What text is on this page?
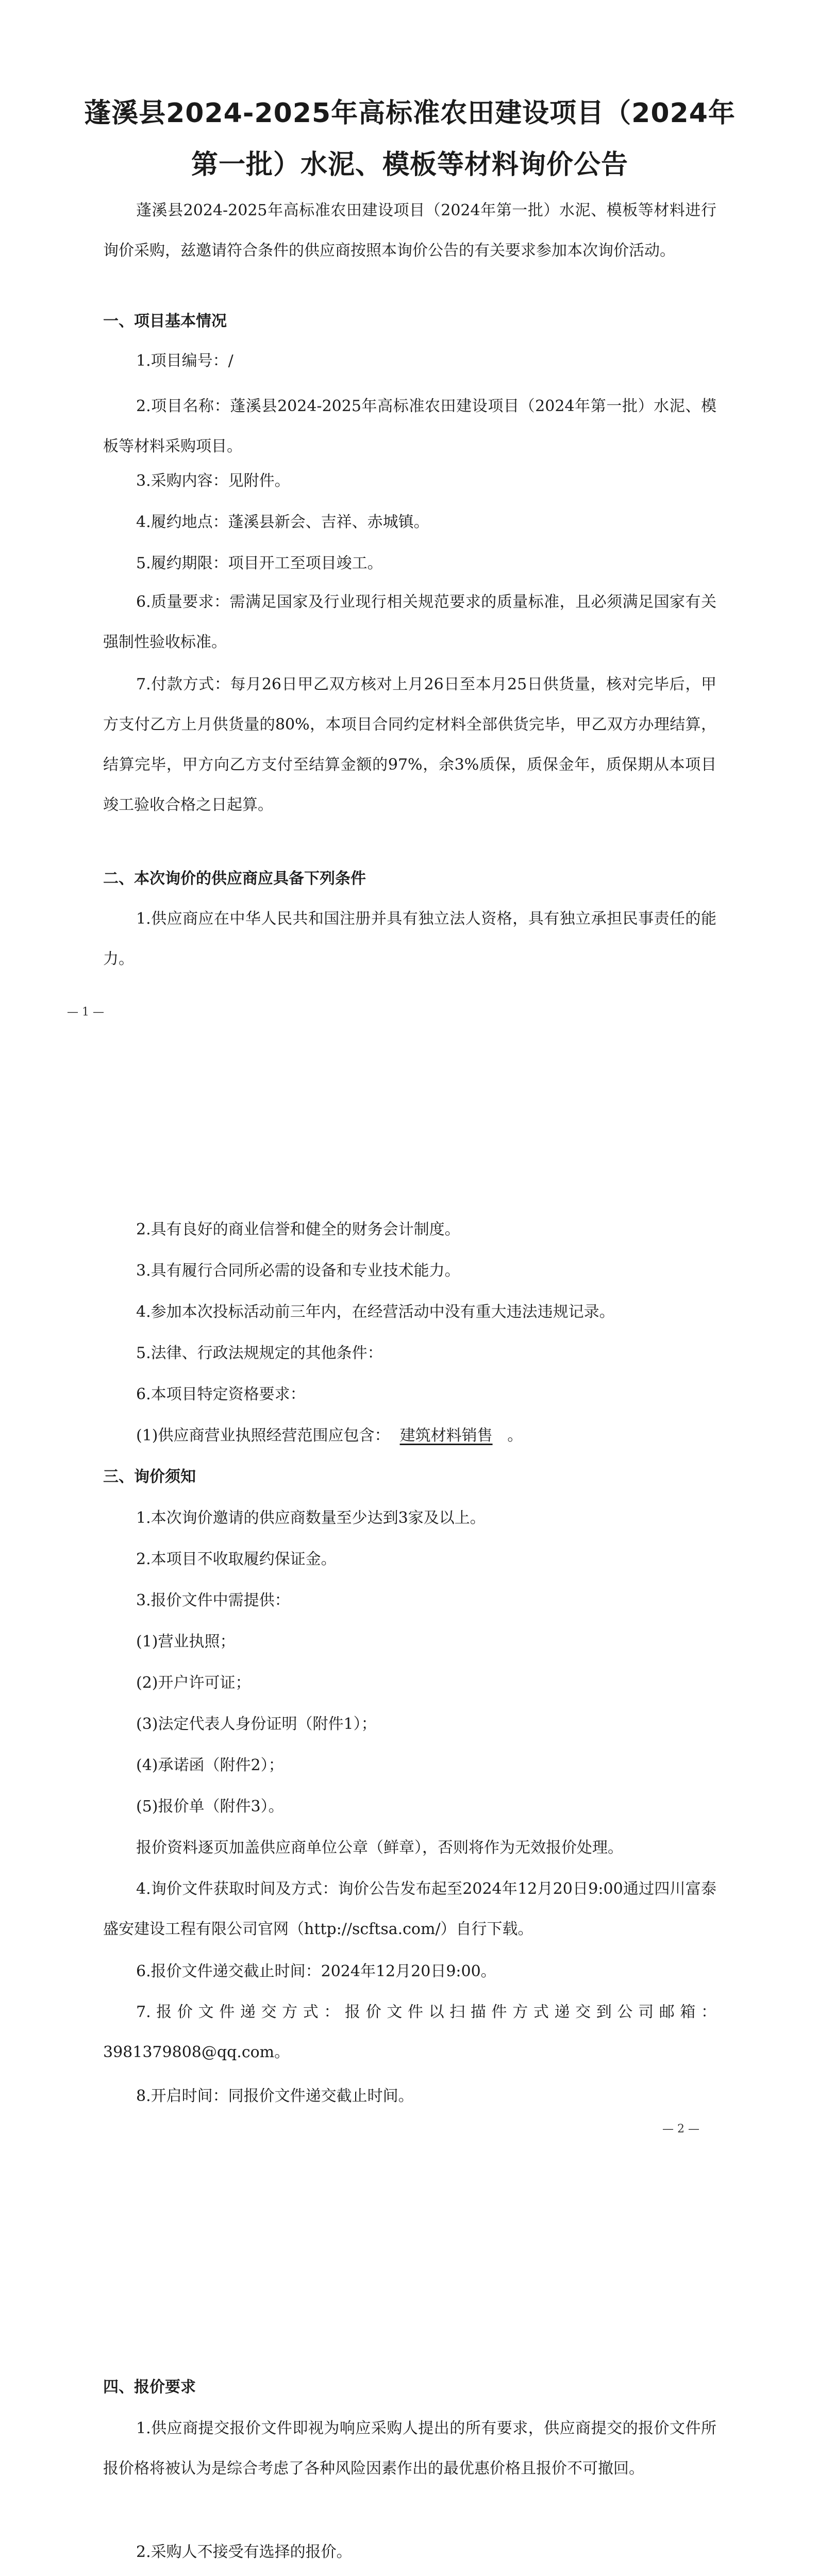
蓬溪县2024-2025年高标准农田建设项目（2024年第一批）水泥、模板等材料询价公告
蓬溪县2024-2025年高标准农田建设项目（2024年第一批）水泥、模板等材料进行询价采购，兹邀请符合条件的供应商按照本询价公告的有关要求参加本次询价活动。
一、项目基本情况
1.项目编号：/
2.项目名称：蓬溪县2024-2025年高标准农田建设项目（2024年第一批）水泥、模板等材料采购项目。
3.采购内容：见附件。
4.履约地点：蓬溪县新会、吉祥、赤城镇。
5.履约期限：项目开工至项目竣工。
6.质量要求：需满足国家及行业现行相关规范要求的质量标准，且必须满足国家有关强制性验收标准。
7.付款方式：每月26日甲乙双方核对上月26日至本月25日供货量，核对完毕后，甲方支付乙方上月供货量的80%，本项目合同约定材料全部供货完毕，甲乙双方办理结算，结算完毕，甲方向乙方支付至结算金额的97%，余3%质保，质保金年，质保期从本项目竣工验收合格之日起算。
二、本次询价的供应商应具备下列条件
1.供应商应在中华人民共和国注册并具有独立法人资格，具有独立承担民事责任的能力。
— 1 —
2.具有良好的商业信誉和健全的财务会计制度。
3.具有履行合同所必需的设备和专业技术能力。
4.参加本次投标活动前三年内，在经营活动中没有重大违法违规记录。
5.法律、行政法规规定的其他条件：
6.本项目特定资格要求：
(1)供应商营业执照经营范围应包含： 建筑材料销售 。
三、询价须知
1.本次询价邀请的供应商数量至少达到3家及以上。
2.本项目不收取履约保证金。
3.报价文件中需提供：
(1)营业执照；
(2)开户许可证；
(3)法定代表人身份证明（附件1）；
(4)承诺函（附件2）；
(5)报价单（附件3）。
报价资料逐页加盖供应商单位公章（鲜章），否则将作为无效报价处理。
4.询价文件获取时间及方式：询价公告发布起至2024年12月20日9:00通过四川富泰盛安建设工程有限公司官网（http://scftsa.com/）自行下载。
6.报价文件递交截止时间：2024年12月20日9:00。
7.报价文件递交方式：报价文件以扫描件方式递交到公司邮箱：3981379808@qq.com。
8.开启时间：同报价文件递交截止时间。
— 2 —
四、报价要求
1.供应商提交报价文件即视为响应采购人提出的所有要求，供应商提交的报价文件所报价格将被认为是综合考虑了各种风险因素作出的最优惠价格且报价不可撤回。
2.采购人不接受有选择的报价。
■ ■ ■ ■
§ **Written problem**
Copy the entries above faithfully and omit every image.

§ **Finished answer**
What text is on this page?
蓬溪县2024-2025年高标准农田建设项目（2024年第一批）水泥、模板等材料询价公告
蓬溪县2024-2025年高标准农田建设项目（2024年第一批）水泥、模板等材料进行询价采购，兹邀请符合条件的供应商按照本询价公告的有关要求参加本次询价活动。
一、项目基本情况
1.项目编号：/
2.项目名称：蓬溪县2024-2025年高标准农田建设项目（2024年第一批）水泥、模板等材料采购项目。
3.采购内容：见附件。
4.履约地点：蓬溪县新会、吉祥、赤城镇。
5.履约期限：项目开工至项目竣工。
6.质量要求：需满足国家及行业现行相关规范要求的质量标准，且必须满足国家有关强制性验收标准。
7.付款方式：每月26日甲乙双方核对上月26日至本月25日供货量，核对完毕后，甲方支付乙方上月供货量的80%，本项目合同约定材料全部供货完毕，甲乙双方办理结算，结算完毕，甲方向乙方支付至结算金额的97%，余3%质保，质保金年，质保期从本项目竣工验收合格之日起算。
二、本次询价的供应商应具备下列条件
1.供应商应在中华人民共和国注册并具有独立法人资格，具有独立承担民事责任的能力。
— 1 —
2.具有良好的商业信誉和健全的财务会计制度。
3.具有履行合同所必需的设备和专业技术能力。
4.参加本次投标活动前三年内，在经营活动中没有重大违法违规记录。
5.法律、行政法规规定的其他条件：
6.本项目特定资格要求：
(1)供应商营业执照经营范围应包含： 建筑材料销售 。
三、询价须知
1.本次询价邀请的供应商数量至少达到3家及以上。
2.本项目不收取履约保证金。
3.报价文件中需提供：
(1)营业执照；
(2)开户许可证；
(3)法定代表人身份证明（附件1）；
(4)承诺函（附件2）；
(5)报价单（附件3）。
报价资料逐页加盖供应商单位公章（鲜章），否则将作为无效报价处理。
4.询价文件获取时间及方式：询价公告发布起至2024年12月20日9:00通过四川富泰盛安建设工程有限公司官网（http://scftsa.com/）自行下载。
6.报价文件递交截止时间：2024年12月20日9:00。
7.报价文件递交方式：报价文件以扫描件方式递交到公司邮箱：3981379808@qq.com。
8.开启时间：同报价文件递交截止时间。
— 2 —
四、报价要求
1.供应商提交报价文件即视为响应采购人提出的所有要求，供应商提交的报价文件所报价格将被认为是综合考虑了各种风险因素作出的最优惠价格且报价不可撤回。
2.采购人不接受有选择的报价。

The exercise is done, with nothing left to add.